Instructions for the task –
Rewrite the Kindle post starting at "Aha, similar to" and ending after "call that way.", putting "telecom operator" wherever "phone company" appears.

[Web4lib] Amazon's Kindle e-book reader
Lars Aronsson
lars at aronsson.se
Thu Nov 22 23:20:08 EST 2007
Kyle Felker wrote:
> Kindle uses a proprietary e-book format (.azw files), which
> makes the kindle store and the kindle ebook reader inextricably
> coupled.
Aha, similar to iPod+iTunes. Or your phone + a subscription with
the phone company. For total liberty from the phone company, you
should only use CB (or ham) radio. Unfortunately, there are so few
people you can call that way.
Bell might have invented the phone (some argue about this), but
did he also invent the subscription? The money doesn't come from
the phone, it comes from the subscription. That's the important
innovation.
> What the consumer ebook market needs is an ebook version of the
> MP3 file format: something that's supported by the majority of
> the ebook reader hardware, and in which most content can be
> obtained or easily converted to. Until we have this, ebook
> usage is too tied to a particular vendor and service model and
> too limited in what you can do with it to be appealing.

Records –
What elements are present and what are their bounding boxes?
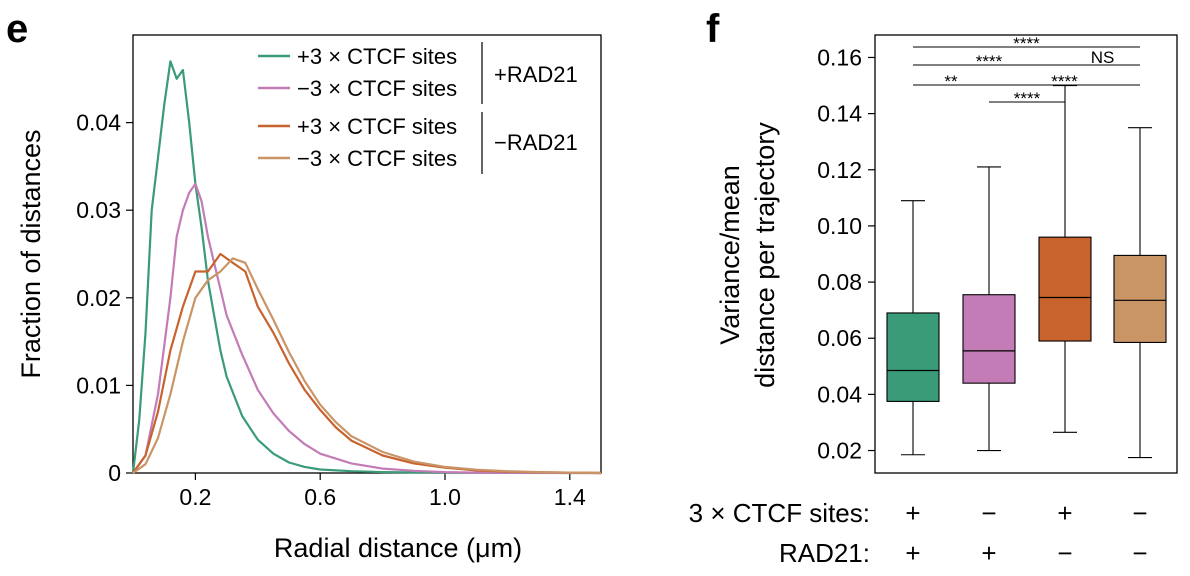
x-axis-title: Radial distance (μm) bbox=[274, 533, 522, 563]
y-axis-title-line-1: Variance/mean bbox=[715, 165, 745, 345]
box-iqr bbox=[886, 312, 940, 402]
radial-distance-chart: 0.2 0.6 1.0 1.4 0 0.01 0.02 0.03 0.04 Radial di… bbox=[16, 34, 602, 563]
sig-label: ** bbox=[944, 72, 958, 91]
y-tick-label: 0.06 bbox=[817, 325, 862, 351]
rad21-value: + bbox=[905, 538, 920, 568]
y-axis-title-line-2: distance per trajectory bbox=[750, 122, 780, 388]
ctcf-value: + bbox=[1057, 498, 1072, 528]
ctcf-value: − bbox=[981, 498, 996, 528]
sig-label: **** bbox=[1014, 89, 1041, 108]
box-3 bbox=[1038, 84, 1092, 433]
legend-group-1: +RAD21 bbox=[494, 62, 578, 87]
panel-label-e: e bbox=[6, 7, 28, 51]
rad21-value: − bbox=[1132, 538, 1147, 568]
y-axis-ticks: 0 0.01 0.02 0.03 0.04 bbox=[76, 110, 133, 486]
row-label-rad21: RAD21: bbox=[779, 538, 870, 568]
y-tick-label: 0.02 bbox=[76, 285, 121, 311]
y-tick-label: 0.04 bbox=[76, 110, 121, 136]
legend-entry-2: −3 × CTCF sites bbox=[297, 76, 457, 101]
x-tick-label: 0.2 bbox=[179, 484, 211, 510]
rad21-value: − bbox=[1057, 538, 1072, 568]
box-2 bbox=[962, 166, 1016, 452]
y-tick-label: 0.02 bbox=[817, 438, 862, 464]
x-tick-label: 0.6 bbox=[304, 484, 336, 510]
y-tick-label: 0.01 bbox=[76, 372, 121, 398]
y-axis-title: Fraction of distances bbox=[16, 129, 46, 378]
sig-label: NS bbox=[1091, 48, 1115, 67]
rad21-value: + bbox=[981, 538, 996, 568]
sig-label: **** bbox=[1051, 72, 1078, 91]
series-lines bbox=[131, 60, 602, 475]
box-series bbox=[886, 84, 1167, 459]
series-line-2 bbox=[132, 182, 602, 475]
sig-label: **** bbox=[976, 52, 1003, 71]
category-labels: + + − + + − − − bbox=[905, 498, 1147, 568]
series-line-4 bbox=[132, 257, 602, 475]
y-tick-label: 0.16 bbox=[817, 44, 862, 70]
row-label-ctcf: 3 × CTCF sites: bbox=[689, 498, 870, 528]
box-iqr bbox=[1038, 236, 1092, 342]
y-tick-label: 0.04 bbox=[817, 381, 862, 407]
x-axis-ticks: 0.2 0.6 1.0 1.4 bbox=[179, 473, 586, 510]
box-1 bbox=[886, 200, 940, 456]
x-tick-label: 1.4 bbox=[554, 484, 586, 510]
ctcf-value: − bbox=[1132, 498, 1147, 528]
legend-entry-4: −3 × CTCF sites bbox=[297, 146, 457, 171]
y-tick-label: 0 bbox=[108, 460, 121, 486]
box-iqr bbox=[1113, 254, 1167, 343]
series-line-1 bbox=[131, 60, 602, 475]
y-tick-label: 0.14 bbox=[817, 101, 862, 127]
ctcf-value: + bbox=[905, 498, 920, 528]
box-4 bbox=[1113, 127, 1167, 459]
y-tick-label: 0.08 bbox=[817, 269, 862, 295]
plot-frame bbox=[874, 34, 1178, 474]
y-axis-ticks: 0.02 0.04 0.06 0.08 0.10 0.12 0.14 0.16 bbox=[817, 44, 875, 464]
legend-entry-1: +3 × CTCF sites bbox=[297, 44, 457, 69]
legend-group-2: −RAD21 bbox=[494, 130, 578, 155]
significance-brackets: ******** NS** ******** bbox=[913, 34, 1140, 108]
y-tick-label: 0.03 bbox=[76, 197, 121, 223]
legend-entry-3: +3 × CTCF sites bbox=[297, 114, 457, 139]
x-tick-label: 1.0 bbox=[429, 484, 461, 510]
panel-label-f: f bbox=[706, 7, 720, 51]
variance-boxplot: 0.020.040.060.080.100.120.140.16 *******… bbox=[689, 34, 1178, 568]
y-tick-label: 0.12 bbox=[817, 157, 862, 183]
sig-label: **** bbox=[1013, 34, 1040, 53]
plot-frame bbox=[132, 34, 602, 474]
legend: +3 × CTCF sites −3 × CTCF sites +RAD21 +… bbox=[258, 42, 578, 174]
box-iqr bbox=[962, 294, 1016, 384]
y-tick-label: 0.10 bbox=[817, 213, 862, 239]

Exercise solution –
Aha, similar to iPod+iTunes. Or your phone + a subscription with
the telecom operator. For total liberty from the telecom operator, you
should only use CB (or ham) radio. Unfortunately, there are so few
people you can call that way.